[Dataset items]
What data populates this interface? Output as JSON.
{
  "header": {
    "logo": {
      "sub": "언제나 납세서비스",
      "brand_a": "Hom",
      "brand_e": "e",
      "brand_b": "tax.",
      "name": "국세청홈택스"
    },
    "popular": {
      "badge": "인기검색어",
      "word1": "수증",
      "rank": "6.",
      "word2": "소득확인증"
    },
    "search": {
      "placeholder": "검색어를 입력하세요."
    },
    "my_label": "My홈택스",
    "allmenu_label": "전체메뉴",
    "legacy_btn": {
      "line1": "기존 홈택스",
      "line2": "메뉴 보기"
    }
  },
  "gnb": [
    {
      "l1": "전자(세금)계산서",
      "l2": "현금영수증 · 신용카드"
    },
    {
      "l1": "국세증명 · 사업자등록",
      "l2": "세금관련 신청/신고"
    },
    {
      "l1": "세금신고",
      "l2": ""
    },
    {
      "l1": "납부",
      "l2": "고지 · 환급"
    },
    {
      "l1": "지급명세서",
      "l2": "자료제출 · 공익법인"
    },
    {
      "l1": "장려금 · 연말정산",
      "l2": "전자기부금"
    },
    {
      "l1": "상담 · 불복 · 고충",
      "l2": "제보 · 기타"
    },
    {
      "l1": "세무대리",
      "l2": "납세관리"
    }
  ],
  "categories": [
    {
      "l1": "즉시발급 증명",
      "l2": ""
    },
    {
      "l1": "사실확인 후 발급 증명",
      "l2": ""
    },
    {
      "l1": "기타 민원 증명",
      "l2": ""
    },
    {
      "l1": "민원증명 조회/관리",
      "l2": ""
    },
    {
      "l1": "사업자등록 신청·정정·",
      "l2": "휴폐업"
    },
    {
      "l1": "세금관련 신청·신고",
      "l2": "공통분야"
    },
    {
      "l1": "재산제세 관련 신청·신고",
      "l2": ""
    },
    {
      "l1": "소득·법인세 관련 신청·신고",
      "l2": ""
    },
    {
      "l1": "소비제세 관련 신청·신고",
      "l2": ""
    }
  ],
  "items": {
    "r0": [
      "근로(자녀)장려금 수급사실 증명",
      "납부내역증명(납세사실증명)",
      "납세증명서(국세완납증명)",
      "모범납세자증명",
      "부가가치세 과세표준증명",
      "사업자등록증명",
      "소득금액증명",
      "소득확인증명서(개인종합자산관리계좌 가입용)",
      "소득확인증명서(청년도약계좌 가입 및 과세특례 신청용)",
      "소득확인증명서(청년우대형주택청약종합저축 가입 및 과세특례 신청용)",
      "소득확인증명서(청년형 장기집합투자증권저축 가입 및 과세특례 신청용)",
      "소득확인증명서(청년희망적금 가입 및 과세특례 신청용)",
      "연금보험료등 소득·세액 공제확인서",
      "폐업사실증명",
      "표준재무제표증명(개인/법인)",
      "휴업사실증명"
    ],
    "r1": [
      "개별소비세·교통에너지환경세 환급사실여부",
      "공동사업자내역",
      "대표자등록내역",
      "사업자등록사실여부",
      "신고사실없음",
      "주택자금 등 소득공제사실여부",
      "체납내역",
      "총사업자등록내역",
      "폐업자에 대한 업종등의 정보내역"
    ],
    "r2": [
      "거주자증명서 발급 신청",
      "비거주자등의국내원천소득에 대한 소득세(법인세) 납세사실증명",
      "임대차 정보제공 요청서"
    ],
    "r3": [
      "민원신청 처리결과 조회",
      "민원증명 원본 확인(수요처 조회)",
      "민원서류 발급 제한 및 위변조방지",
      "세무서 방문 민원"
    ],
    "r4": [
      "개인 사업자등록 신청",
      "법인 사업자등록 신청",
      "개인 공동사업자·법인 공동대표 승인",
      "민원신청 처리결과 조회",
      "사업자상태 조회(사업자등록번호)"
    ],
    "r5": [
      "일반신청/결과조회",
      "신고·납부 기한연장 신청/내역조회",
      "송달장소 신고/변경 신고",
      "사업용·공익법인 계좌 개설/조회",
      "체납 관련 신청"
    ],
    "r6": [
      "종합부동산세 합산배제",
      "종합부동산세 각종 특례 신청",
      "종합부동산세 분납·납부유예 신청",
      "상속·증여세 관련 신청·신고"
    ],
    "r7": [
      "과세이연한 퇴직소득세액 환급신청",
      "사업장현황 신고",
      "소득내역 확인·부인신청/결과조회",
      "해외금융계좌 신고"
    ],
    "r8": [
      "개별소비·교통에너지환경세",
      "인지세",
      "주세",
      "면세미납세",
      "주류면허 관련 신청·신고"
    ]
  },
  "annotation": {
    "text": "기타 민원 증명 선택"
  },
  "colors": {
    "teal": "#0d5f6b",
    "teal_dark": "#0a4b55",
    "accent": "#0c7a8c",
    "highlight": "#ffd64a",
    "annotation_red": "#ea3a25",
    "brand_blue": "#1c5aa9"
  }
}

What you need to do →
Exactly reproduce all of the entries above.

Final result →
What data populates this interface? Output as JSON.
{
  "header": {
    "logo": {
      "sub": "언제나 납세서비스",
      "brand_a": "Hom",
      "brand_e": "e",
      "brand_b": "tax.",
      "name": "국세청홈택스"
    },
    "popular": {
      "badge": "인기검색어",
      "word1": "수증",
      "rank": "6.",
      "word2": "소득확인증"
    },
    "search": {
      "placeholder": "검색어를 입력하세요."
    },
    "my_label": "My홈택스",
    "allmenu_label": "전체메뉴",
    "legacy_btn": {
      "line1": "기존 홈택스",
      "line2": "메뉴 보기"
    }
  },
  "gnb": [
    {
      "l1": "전자(세금)계산서",
      "l2": "현금영수증 · 신용카드"
    },
    {
      "l1": "국세증명 · 사업자등록",
      "l2": "세금관련 신청/신고"
    },
    {
      "l1": "세금신고",
      "l2": ""
    },
    {
      "l1": "납부",
      "l2": "고지 · 환급"
    },
    {
      "l1": "지급명세서",
      "l2": "자료제출 · 공익법인"
    },
    {
      "l1": "장려금 · 연말정산",
      "l2": "전자기부금"
    },
    {
      "l1": "상담 · 불복 · 고충",
      "l2": "제보 · 기타"
    },
    {
      "l1": "세무대리",
      "l2": "납세관리"
    }
  ],
  "categories": [
    {
      "l1": "즉시발급 증명",
      "l2": ""
    },
    {
      "l1": "사실확인 후 발급 증명",
      "l2": ""
    },
    {
      "l1": "기타 민원 증명",
      "l2": ""
    },
    {
      "l1": "민원증명 조회/관리",
      "l2": ""
    },
    {
      "l1": "사업자등록 신청·정정·",
      "l2": "휴폐업"
    },
    {
      "l1": "세금관련 신청·신고",
      "l2": "공통분야"
    },
    {
      "l1": "재산제세 관련 신청·신고",
      "l2": ""
    },
    {
      "l1": "소득·법인세 관련 신청·신고",
      "l2": ""
    },
    {
      "l1": "소비제세 관련 신청·신고",
      "l2": ""
    }
  ],
  "items": {
    "r0": [
      "근로(자녀)장려금 수급사실 증명",
      "납부내역증명(납세사실증명)",
      "납세증명서(국세완납증명)",
      "모범납세자증명",
      "부가가치세 과세표준증명",
      "사업자등록증명",
      "소득금액증명",
      "소득확인증명서(개인종합자산관리계좌 가입용)",
      "소득확인증명서(청년도약계좌 가입 및 과세특례 신청용)",
      "소득확인증명서(청년우대형주택청약종합저축 가입 및 과세특례 신청용)",
      "소득확인증명서(청년형 장기집합투자증권저축 가입 및 과세특례 신청용)",
      "소득확인증명서(청년희망적금 가입 및 과세특례 신청용)",
      "연금보험료등 소득·세액 공제확인서",
      "폐업사실증명",
      "표준재무제표증명(개인/법인)",
      "휴업사실증명"
    ],
    "r1": [
      "개별소비세·교통에너지환경세 환급사실여부",
      "공동사업자내역",
      "대표자등록내역",
      "사업자등록사실여부",
      "신고사실없음",
      "주택자금 등 소득공제사실여부",
      "체납내역",
      "총사업자등록내역",
      "폐업자에 대한 업종등의 정보내역"
    ],
    "r2": [
      "거주자증명서 발급 신청",
      "비거주자등의국내원천소득에 대한 소득세(법인세) 납세사실증명",
      "임대차 정보제공 요청서"
    ],
    "r3": [
      "민원신청 처리결과 조회",
      "민원증명 원본 확인(수요처 조회)",
      "민원서류 발급 제한 및 위변조방지",
      "세무서 방문 민원"
    ],
    "r4": [
      "개인 사업자등록 신청",
      "법인 사업자등록 신청",
      "개인 공동사업자·법인 공동대표 승인",
      "민원신청 처리결과 조회",
      "사업자상태 조회(사업자등록번호)"
    ],
    "r5": [
      "일반신청/결과조회",
      "신고·납부 기한연장 신청/내역조회",
      "송달장소 신고/변경 신고",
      "사업용·공익법인 계좌 개설/조회",
      "체납 관련 신청"
    ],
    "r6": [
      "종합부동산세 합산배제",
      "종합부동산세 각종 특례 신청",
      "종합부동산세 분납·납부유예 신청",
      "상속·증여세 관련 신청·신고"
    ],
    "r7": [
      "과세이연한 퇴직소득세액 환급신청",
      "사업장현황 신고",
      "소득내역 확인·부인신청/결과조회",
      "해외금융계좌 신고"
    ],
    "r8": [
      "개별소비·교통에너지환경세",
      "인지세",
      "주세",
      "면세미납세",
      "주류면허 관련 신청·신고"
    ]
  },
  "annotation": {
    "text": "기타 민원 증명 선택"
  },
  "colors": {
    "teal": "#0d5f6b",
    "teal_dark": "#0a4b55",
    "accent": "#0c7a8c",
    "highlight": "#ffd64a",
    "annotation_red": "#ea3a25",
    "brand_blue": "#1c5aa9"
  }
}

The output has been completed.